Give the listing again character for character, but drop the images.
-------- Provided records
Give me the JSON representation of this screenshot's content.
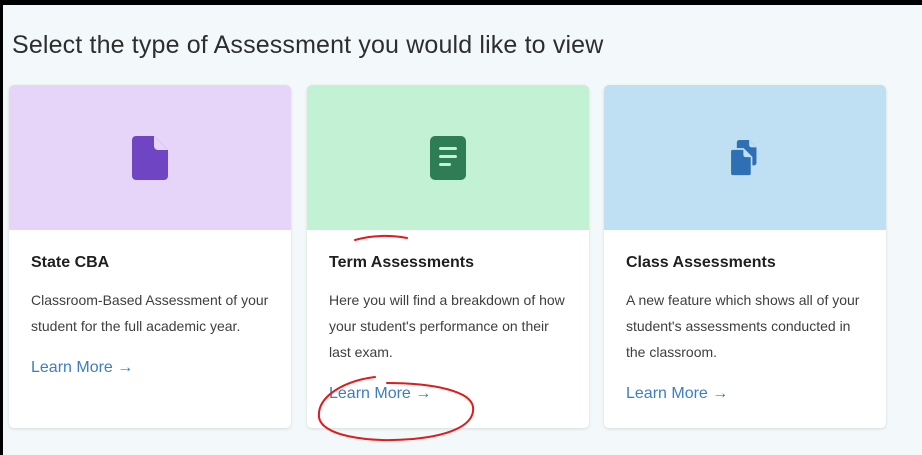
{
  "page": {
    "heading": "Select the type of Assessment you would like to view"
  },
  "cards": [
    {
      "title": "State CBA",
      "description": "Classroom-Based Assessment of your student for the full academic year.",
      "link": "Learn More →",
      "banner_color": "#e6d5f9",
      "icon": "document-icon",
      "icon_color": "#6f45c4"
    },
    {
      "title": "Term Assessments",
      "description": "Here you will find a breakdown of how your student's performance on their last exam.",
      "link": "Learn More →",
      "banner_color": "#c2f1d4",
      "icon": "document-lines-icon",
      "icon_color": "#2f7d55"
    },
    {
      "title": "Class Assessments",
      "description": "A new feature which shows all of your student's assessments conducted in the classroom.",
      "link": "Learn More →",
      "banner_color": "#bfdff3",
      "icon": "documents-copy-icon",
      "icon_color": "#2f6fb4"
    }
  ],
  "theme": {
    "link_color": "#3d7cc7",
    "annotation_color": "#e01b1b"
  }
}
----------------
* [Correct output]:
Give me the JSON representation of this screenshot's content.
{
  "page": {
    "heading": "Select the type of Assessment you would like to view"
  },
  "cards": [
    {
      "title": "State CBA",
      "description": "Classroom-Based Assessment of your student for the full academic year.",
      "link": "Learn More →",
      "banner_color": "#e6d5f9",
      "icon": "document-icon",
      "icon_color": "#6f45c4"
    },
    {
      "title": "Term Assessments",
      "description": "Here you will find a breakdown of how your student's performance on their last exam.",
      "link": "Learn More →",
      "banner_color": "#c2f1d4",
      "icon": "document-lines-icon",
      "icon_color": "#2f7d55"
    },
    {
      "title": "Class Assessments",
      "description": "A new feature which shows all of your student's assessments conducted in the classroom.",
      "link": "Learn More →",
      "banner_color": "#bfdff3",
      "icon": "documents-copy-icon",
      "icon_color": "#2f6fb4"
    }
  ],
  "theme": {
    "link_color": "#3d7cc7",
    "annotation_color": "#e01b1b"
  }
}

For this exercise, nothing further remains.